WHAT YOU SHOULD DO:
Extract every line that contains the word "Gyömrői".
>> Start
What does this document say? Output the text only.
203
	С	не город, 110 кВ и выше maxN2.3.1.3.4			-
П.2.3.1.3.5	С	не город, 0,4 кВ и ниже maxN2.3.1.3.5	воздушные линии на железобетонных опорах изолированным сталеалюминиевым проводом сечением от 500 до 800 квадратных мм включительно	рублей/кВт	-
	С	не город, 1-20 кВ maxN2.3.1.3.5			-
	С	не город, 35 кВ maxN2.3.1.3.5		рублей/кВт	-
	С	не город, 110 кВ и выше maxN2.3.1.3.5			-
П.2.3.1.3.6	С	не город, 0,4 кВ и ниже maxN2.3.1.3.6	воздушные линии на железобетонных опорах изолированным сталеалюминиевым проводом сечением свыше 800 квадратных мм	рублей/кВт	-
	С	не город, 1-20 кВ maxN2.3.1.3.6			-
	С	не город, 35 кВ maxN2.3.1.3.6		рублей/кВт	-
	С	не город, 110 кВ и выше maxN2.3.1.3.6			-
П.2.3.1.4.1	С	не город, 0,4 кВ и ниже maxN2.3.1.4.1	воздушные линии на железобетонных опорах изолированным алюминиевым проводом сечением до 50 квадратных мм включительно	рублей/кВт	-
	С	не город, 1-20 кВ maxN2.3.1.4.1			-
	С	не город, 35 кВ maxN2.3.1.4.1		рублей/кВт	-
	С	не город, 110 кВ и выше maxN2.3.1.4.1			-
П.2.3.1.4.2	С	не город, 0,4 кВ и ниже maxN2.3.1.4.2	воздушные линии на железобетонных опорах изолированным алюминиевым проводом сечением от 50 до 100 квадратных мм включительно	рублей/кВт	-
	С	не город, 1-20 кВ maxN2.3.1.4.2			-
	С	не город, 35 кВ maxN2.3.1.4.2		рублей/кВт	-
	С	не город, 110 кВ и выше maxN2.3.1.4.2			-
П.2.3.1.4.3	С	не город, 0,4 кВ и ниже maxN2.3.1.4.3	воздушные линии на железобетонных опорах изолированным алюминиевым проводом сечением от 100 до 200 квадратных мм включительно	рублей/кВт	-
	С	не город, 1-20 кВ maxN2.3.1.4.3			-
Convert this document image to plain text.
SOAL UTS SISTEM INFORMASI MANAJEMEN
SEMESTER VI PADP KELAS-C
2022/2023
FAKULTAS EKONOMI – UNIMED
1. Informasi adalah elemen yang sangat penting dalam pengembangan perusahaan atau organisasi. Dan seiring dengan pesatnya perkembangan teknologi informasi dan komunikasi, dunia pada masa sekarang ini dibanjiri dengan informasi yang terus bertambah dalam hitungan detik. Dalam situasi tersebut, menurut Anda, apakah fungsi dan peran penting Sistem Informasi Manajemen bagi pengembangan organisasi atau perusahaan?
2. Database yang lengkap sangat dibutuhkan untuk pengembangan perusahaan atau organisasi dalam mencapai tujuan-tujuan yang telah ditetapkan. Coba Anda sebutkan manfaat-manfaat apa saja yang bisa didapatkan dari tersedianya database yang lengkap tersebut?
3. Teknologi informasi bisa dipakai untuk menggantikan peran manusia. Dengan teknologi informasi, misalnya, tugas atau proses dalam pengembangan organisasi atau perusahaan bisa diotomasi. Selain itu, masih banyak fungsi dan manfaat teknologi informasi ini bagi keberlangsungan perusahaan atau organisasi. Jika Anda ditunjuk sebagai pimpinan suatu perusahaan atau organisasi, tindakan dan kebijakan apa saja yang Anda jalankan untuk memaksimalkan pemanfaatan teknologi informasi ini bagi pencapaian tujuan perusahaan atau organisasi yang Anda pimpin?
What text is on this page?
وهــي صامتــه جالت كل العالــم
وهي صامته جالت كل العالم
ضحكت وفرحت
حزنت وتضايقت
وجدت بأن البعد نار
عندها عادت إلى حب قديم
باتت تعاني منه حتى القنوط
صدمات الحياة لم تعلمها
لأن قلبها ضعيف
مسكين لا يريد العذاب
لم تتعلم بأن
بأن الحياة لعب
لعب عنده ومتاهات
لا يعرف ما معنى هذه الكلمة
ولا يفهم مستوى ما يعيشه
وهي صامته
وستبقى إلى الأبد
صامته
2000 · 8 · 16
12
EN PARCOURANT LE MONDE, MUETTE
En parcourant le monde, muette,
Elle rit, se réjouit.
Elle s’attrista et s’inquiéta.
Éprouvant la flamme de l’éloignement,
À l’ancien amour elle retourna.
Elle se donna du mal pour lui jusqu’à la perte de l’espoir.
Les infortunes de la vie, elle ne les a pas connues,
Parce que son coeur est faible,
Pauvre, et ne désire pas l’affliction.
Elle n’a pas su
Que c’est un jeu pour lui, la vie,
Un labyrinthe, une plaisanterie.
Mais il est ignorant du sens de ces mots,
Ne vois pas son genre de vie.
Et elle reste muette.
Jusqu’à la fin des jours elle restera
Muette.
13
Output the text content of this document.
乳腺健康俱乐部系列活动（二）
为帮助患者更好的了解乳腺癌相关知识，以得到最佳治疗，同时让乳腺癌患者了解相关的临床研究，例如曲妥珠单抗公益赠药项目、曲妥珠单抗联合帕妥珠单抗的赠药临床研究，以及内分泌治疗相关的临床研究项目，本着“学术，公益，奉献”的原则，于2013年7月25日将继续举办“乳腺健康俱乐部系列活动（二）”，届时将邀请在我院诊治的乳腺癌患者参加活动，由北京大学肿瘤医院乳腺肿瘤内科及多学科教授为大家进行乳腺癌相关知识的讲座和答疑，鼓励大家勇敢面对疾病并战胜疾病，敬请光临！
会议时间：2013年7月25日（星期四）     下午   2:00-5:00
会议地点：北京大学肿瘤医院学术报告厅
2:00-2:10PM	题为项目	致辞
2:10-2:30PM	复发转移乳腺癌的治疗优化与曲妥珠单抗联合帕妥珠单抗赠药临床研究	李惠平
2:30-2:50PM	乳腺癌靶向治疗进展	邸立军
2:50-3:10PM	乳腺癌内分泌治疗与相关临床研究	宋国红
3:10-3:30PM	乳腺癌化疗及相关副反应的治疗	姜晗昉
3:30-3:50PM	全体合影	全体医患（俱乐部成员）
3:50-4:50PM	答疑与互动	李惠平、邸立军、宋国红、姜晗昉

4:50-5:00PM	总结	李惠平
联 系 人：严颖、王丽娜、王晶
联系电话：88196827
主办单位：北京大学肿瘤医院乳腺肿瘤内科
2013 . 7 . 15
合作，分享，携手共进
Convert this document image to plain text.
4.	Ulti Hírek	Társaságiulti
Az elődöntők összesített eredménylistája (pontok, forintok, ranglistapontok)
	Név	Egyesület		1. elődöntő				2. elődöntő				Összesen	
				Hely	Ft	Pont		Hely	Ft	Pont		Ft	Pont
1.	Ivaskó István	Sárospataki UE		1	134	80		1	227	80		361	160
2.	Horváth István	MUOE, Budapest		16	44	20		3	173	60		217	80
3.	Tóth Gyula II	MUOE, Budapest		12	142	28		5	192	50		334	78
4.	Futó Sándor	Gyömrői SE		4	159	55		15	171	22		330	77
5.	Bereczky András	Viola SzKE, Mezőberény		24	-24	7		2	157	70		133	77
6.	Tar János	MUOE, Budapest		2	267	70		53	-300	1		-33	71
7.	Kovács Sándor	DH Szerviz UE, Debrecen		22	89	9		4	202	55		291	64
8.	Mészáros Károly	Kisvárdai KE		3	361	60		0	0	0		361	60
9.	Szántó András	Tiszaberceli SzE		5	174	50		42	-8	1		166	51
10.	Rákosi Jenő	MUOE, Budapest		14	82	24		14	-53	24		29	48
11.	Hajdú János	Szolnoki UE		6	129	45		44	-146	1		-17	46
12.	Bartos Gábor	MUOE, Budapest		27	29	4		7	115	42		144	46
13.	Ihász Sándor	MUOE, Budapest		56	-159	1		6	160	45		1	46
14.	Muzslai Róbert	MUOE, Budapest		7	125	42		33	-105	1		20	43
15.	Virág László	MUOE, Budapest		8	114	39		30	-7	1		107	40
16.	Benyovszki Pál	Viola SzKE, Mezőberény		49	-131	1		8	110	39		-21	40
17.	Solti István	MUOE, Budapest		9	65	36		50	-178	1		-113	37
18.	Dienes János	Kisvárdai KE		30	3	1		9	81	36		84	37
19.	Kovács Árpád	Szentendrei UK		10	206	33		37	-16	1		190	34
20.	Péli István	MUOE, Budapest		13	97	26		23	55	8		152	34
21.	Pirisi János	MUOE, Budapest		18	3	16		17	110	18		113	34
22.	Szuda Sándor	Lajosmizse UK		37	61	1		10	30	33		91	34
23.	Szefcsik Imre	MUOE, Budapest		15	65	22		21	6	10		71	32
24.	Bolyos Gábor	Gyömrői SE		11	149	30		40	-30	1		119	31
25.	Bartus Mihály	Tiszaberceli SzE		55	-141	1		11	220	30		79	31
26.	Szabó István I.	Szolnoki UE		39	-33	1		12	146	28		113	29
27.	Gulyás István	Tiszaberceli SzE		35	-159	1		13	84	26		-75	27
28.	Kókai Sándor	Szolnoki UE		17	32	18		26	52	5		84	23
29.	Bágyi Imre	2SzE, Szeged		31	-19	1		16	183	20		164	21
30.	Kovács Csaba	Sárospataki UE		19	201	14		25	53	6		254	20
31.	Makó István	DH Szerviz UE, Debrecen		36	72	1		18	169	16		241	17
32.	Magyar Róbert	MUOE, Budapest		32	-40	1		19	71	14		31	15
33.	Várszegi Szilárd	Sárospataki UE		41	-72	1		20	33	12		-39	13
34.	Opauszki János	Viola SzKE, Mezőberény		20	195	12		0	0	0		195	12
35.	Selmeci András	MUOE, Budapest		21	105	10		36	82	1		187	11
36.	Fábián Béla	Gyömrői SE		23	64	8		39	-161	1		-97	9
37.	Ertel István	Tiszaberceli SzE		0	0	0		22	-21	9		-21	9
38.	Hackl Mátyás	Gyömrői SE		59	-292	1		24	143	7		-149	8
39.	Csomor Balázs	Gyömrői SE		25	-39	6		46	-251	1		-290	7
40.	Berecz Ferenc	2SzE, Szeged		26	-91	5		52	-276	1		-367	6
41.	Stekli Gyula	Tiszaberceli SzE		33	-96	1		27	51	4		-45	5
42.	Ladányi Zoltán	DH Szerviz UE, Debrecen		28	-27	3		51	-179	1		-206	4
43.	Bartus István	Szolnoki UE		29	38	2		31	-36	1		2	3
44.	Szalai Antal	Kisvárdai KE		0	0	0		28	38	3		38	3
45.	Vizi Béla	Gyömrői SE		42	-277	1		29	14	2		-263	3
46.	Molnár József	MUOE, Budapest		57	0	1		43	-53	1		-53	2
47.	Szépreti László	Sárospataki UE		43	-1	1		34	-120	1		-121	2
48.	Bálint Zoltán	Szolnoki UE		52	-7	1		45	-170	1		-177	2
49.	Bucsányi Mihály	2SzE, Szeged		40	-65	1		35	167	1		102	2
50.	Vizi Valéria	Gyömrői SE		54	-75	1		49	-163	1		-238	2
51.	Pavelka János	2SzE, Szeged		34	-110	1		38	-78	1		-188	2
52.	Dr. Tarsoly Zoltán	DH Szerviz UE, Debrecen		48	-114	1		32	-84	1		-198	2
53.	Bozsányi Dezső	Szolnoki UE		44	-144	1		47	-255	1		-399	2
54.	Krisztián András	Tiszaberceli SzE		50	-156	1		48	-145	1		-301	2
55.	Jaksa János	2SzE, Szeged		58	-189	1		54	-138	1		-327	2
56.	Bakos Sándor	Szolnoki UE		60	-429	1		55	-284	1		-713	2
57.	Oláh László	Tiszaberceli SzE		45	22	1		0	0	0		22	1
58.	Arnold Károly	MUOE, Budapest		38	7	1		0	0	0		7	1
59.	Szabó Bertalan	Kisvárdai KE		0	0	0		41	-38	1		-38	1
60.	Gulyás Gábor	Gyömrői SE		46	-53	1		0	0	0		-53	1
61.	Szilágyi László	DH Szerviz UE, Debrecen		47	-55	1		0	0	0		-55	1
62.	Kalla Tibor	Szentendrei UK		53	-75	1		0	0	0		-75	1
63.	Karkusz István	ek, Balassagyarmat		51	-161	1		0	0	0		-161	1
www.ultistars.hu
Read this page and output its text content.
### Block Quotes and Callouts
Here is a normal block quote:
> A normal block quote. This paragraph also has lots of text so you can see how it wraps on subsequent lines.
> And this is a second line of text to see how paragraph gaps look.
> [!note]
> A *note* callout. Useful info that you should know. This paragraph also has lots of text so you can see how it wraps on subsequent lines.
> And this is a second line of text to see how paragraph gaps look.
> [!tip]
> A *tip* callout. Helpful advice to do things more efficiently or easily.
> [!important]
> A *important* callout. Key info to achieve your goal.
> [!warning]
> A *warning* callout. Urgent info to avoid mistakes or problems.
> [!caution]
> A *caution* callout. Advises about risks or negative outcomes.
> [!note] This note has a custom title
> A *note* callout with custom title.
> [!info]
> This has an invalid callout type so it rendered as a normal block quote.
>> End
TASK RESULT:
4.	Futó Sándor	Gyömrői SE		4	159	55		15	171	22		330	77
24.	Bolyos Gábor	Gyömrői SE		11	149	30		40	-30	1		119	31
36.	Fábián Béla	Gyömrői SE		23	64	8		39	-161	1		-97	9
38.	Hackl Mátyás	Gyömrői SE		59	-292	1		24	143	7		-149	8
39.	Csomor Balázs	Gyömrői SE		25	-39	6		46	-251	1		-290	7
45.	Vizi Béla	Gyömrői SE		42	-277	1		29	14	2		-263	3
50.	Vizi Valéria	Gyömrői SE		54	-75	1		49	-163	1		-238	2
60.	Gulyás Gábor	Gyömrői SE		46	-53	1		0	0	0		-53	1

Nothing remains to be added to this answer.